#### [WRITTEN EXERCISE]
From the listing below, return each line that includes "подпункте".

************

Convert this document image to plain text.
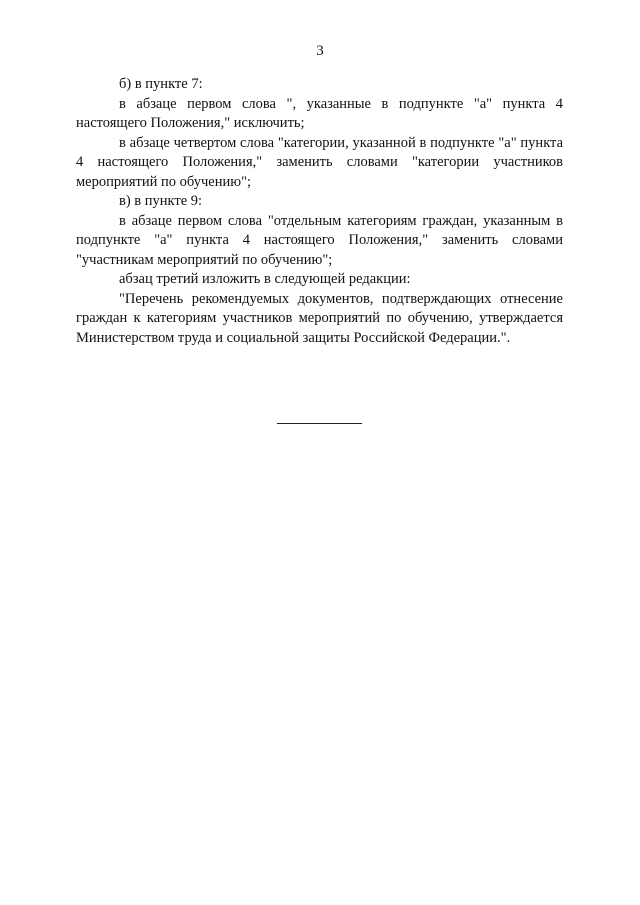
3

б) в пункте 7:

в абзаце первом слова ", указанные в подпункте "а" пункта 4 настоящего Положения," исключить;

в абзаце четвертом слова "категории, указанной в подпункте "а" пункта 4 настоящего Положения," заменить словами "категории участников мероприятий по обучению";

в) в пункте 9:

в абзаце первом слова "отдельным категориям граждан, указанным в подпункте "а" пункта 4 настоящего Положения," заменить словами "участникам мероприятий по обучению";

абзац третий изложить в следующей редакции:

"Перечень рекомендуемых документов, подтверждающих отнесение граждан к категориям участников мероприятий по обучению, утверждается Министерством труда и социальной защиты Российской Федерации.".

************

#### [RESPONSE TO THE EXERCISE]
в абзаце первом слова ", указанные в подпункте "а" пункта 4 настоящего Положения," исключить;
в абзаце четвертом слова "категории, указанной в подпункте "а" пункта 4 настоящего Положения," заменить словами "категории участников мероприятий по обучению";
в абзаце первом слова "отдельным категориям граждан, указанным в подпункте "а" пункта 4 настоящего Положения," заменить словами "участникам мероприятий по обучению";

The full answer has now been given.